◆ **WHAT IS BEING ASKED**: Restate the entries below word for word, omitting nothing.

◆ **Items from a dataset**:
- - -

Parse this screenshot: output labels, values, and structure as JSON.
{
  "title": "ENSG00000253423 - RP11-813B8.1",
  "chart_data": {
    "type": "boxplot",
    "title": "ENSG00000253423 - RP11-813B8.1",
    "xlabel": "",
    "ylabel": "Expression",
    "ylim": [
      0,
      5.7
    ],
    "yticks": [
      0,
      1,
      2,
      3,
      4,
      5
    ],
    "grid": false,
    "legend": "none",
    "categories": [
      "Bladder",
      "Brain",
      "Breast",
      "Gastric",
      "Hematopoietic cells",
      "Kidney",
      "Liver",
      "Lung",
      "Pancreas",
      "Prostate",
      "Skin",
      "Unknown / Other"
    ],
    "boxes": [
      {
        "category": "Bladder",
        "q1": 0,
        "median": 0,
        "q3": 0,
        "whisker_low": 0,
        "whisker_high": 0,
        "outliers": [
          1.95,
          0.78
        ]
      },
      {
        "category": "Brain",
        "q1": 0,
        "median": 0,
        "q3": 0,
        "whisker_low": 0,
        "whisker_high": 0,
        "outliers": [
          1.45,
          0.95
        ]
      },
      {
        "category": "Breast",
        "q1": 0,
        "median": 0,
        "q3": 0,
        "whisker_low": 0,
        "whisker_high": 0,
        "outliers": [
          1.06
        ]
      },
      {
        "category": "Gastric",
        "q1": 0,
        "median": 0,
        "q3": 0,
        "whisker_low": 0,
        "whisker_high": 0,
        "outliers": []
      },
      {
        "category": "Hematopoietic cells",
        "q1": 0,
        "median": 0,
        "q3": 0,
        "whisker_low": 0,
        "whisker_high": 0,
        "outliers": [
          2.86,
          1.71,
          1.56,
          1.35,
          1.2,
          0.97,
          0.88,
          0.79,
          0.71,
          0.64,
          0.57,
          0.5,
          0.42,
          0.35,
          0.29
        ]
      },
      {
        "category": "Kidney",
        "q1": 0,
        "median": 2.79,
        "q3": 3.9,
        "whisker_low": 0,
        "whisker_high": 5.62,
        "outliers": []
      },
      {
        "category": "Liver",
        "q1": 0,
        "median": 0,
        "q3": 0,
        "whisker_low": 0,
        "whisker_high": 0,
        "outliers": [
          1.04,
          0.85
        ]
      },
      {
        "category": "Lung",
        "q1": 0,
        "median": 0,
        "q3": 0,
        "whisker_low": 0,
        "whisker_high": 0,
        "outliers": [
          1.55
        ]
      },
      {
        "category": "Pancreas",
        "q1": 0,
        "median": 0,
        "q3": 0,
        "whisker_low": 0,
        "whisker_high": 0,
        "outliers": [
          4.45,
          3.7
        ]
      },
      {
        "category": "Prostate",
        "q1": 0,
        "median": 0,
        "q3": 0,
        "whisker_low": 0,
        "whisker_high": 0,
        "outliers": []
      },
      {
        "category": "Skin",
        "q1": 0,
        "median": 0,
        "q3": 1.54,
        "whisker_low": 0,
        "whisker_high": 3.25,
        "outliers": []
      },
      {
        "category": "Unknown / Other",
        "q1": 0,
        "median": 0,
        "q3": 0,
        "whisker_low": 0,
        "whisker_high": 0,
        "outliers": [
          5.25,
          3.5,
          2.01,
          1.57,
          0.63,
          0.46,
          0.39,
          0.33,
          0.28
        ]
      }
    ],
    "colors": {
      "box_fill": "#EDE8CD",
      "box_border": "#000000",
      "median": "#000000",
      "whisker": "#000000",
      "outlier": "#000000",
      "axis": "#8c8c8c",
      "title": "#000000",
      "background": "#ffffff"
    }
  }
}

- - -

◆ **SOLVED PROBLEM**:
Parse this screenshot: output labels, values, and structure as JSON.
{
  "title": "ENSG00000253423 - RP11-813B8.1",
  "chart_data": {
    "type": "boxplot",
    "title": "ENSG00000253423 - RP11-813B8.1",
    "xlabel": "",
    "ylabel": "Expression",
    "ylim": [
      0,
      5.7
    ],
    "yticks": [
      0,
      1,
      2,
      3,
      4,
      5
    ],
    "grid": false,
    "legend": "none",
    "categories": [
      "Bladder",
      "Brain",
      "Breast",
      "Gastric",
      "Hematopoietic cells",
      "Kidney",
      "Liver",
      "Lung",
      "Pancreas",
      "Prostate",
      "Skin",
      "Unknown / Other"
    ],
    "boxes": [
      {
        "category": "Bladder",
        "q1": 0,
        "median": 0,
        "q3": 0,
        "whisker_low": 0,
        "whisker_high": 0,
        "outliers": [
          1.95,
          0.78
        ]
      },
      {
        "category": "Brain",
        "q1": 0,
        "median": 0,
        "q3": 0,
        "whisker_low": 0,
        "whisker_high": 0,
        "outliers": [
          1.45,
          0.95
        ]
      },
      {
        "category": "Breast",
        "q1": 0,
        "median": 0,
        "q3": 0,
        "whisker_low": 0,
        "whisker_high": 0,
        "outliers": [
          1.06
        ]
      },
      {
        "category": "Gastric",
        "q1": 0,
        "median": 0,
        "q3": 0,
        "whisker_low": 0,
        "whisker_high": 0,
        "outliers": []
      },
      {
        "category": "Hematopoietic cells",
        "q1": 0,
        "median": 0,
        "q3": 0,
        "whisker_low": 0,
        "whisker_high": 0,
        "outliers": [
          2.86,
          1.71,
          1.56,
          1.35,
          1.2,
          0.97,
          0.88,
          0.79,
          0.71,
          0.64,
          0.57,
          0.5,
          0.42,
          0.35,
          0.29
        ]
      },
      {
        "category": "Kidney",
        "q1": 0,
        "median": 2.79,
        "q3": 3.9,
        "whisker_low": 0,
        "whisker_high": 5.62,
        "outliers": []
      },
      {
        "category": "Liver",
        "q1": 0,
        "median": 0,
        "q3": 0,
        "whisker_low": 0,
        "whisker_high": 0,
        "outliers": [
          1.04,
          0.85
        ]
      },
      {
        "category": "Lung",
        "q1": 0,
        "median": 0,
        "q3": 0,
        "whisker_low": 0,
        "whisker_high": 0,
        "outliers": [
          1.55
        ]
      },
      {
        "category": "Pancreas",
        "q1": 0,
        "median": 0,
        "q3": 0,
        "whisker_low": 0,
        "whisker_high": 0,
        "outliers": [
          4.45,
          3.7
        ]
      },
      {
        "category": "Prostate",
        "q1": 0,
        "median": 0,
        "q3": 0,
        "whisker_low": 0,
        "whisker_high": 0,
        "outliers": []
      },
      {
        "category": "Skin",
        "q1": 0,
        "median": 0,
        "q3": 1.54,
        "whisker_low": 0,
        "whisker_high": 3.25,
        "outliers": []
      },
      {
        "category": "Unknown / Other",
        "q1": 0,
        "median": 0,
        "q3": 0,
        "whisker_low": 0,
        "whisker_high": 0,
        "outliers": [
          5.25,
          3.5,
          2.01,
          1.57,
          0.63,
          0.46,
          0.39,
          0.33,
          0.28
        ]
      }
    ],
    "colors": {
      "box_fill": "#EDE8CD",
      "box_border": "#000000",
      "median": "#000000",
      "whisker": "#000000",
      "outlier": "#000000",
      "axis": "#8c8c8c",
      "title": "#000000",
      "background": "#ffffff"
    }
  }
}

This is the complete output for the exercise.